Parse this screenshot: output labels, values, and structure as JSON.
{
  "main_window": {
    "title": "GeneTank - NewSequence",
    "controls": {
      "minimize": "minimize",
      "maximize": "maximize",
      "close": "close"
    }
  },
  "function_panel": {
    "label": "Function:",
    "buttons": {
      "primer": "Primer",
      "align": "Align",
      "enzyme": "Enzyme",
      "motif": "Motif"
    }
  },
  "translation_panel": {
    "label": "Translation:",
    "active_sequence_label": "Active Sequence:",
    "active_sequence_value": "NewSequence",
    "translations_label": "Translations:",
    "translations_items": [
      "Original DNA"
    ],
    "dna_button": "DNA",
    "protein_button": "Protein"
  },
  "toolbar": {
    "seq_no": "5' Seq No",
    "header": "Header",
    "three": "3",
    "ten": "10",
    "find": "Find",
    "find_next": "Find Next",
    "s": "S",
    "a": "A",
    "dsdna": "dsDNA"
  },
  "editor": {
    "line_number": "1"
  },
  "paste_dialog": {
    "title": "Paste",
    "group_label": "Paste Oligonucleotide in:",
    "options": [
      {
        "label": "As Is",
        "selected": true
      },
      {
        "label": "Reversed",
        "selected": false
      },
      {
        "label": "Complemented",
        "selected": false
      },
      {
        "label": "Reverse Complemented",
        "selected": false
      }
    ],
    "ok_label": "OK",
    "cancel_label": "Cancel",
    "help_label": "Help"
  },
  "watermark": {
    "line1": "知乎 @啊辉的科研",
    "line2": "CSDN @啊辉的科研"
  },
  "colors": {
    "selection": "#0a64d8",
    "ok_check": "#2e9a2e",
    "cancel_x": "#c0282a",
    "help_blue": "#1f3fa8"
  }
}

> DIRECTIONS
Return the whole listing, keeping every line exactly as it is.

> ANSWER SECTION
Parse this screenshot: output labels, values, and structure as JSON.
{
  "main_window": {
    "title": "GeneTank - NewSequence",
    "controls": {
      "minimize": "minimize",
      "maximize": "maximize",
      "close": "close"
    }
  },
  "function_panel": {
    "label": "Function:",
    "buttons": {
      "primer": "Primer",
      "align": "Align",
      "enzyme": "Enzyme",
      "motif": "Motif"
    }
  },
  "translation_panel": {
    "label": "Translation:",
    "active_sequence_label": "Active Sequence:",
    "active_sequence_value": "NewSequence",
    "translations_label": "Translations:",
    "translations_items": [
      "Original DNA"
    ],
    "dna_button": "DNA",
    "protein_button": "Protein"
  },
  "toolbar": {
    "seq_no": "5' Seq No",
    "header": "Header",
    "three": "3",
    "ten": "10",
    "find": "Find",
    "find_next": "Find Next",
    "s": "S",
    "a": "A",
    "dsdna": "dsDNA"
  },
  "editor": {
    "line_number": "1"
  },
  "paste_dialog": {
    "title": "Paste",
    "group_label": "Paste Oligonucleotide in:",
    "options": [
      {
        "label": "As Is",
        "selected": true
      },
      {
        "label": "Reversed",
        "selected": false
      },
      {
        "label": "Complemented",
        "selected": false
      },
      {
        "label": "Reverse Complemented",
        "selected": false
      }
    ],
    "ok_label": "OK",
    "cancel_label": "Cancel",
    "help_label": "Help"
  },
  "watermark": {
    "line1": "知乎 @啊辉的科研",
    "line2": "CSDN @啊辉的科研"
  },
  "colors": {
    "selection": "#0a64d8",
    "ok_check": "#2e9a2e",
    "cancel_x": "#c0282a",
    "help_blue": "#1f3fa8"
  }
}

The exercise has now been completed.